The request | Below is a block of records; repeat all of them exactly.

Provided material |
########################################

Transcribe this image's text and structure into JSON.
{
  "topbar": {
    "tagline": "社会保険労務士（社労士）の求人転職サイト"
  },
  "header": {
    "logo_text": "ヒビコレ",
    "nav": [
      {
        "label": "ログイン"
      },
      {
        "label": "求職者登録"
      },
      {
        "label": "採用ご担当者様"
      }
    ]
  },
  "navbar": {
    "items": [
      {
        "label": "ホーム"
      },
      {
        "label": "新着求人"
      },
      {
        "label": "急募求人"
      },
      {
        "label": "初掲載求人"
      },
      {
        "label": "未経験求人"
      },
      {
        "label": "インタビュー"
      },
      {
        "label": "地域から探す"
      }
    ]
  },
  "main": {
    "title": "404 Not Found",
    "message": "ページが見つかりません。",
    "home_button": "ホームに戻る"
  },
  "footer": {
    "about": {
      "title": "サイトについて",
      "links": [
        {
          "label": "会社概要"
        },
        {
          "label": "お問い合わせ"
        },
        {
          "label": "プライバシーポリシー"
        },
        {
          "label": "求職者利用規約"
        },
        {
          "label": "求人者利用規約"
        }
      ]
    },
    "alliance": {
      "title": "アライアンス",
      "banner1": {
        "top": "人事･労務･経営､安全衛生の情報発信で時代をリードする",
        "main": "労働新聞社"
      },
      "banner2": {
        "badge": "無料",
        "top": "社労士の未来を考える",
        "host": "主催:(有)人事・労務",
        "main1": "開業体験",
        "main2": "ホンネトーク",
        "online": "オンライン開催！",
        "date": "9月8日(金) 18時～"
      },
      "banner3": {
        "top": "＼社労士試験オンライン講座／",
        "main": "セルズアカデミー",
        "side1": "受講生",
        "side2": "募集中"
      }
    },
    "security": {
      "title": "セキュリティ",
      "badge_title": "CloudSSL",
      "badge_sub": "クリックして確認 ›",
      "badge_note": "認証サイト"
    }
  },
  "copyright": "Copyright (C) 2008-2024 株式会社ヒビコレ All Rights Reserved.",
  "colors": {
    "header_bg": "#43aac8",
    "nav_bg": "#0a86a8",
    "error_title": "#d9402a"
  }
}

########################################

Solution below |
Transcribe this image's text and structure into JSON.
{
  "topbar": {
    "tagline": "社会保険労務士（社労士）の求人転職サイト"
  },
  "header": {
    "logo_text": "ヒビコレ",
    "nav": [
      {
        "label": "ログイン"
      },
      {
        "label": "求職者登録"
      },
      {
        "label": "採用ご担当者様"
      }
    ]
  },
  "navbar": {
    "items": [
      {
        "label": "ホーム"
      },
      {
        "label": "新着求人"
      },
      {
        "label": "急募求人"
      },
      {
        "label": "初掲載求人"
      },
      {
        "label": "未経験求人"
      },
      {
        "label": "インタビュー"
      },
      {
        "label": "地域から探す"
      }
    ]
  },
  "main": {
    "title": "404 Not Found",
    "message": "ページが見つかりません。",
    "home_button": "ホームに戻る"
  },
  "footer": {
    "about": {
      "title": "サイトについて",
      "links": [
        {
          "label": "会社概要"
        },
        {
          "label": "お問い合わせ"
        },
        {
          "label": "プライバシーポリシー"
        },
        {
          "label": "求職者利用規約"
        },
        {
          "label": "求人者利用規約"
        }
      ]
    },
    "alliance": {
      "title": "アライアンス",
      "banner1": {
        "top": "人事･労務･経営､安全衛生の情報発信で時代をリードする",
        "main": "労働新聞社"
      },
      "banner2": {
        "badge": "無料",
        "top": "社労士の未来を考える",
        "host": "主催:(有)人事・労務",
        "main1": "開業体験",
        "main2": "ホンネトーク",
        "online": "オンライン開催！",
        "date": "9月8日(金) 18時～"
      },
      "banner3": {
        "top": "＼社労士試験オンライン講座／",
        "main": "セルズアカデミー",
        "side1": "受講生",
        "side2": "募集中"
      }
    },
    "security": {
      "title": "セキュリティ",
      "badge_title": "CloudSSL",
      "badge_sub": "クリックして確認 ›",
      "badge_note": "認証サイト"
    }
  },
  "copyright": "Copyright (C) 2008-2024 株式会社ヒビコレ All Rights Reserved.",
  "colors": {
    "header_bg": "#43aac8",
    "nav_bg": "#0a86a8",
    "error_title": "#d9402a"
  }
}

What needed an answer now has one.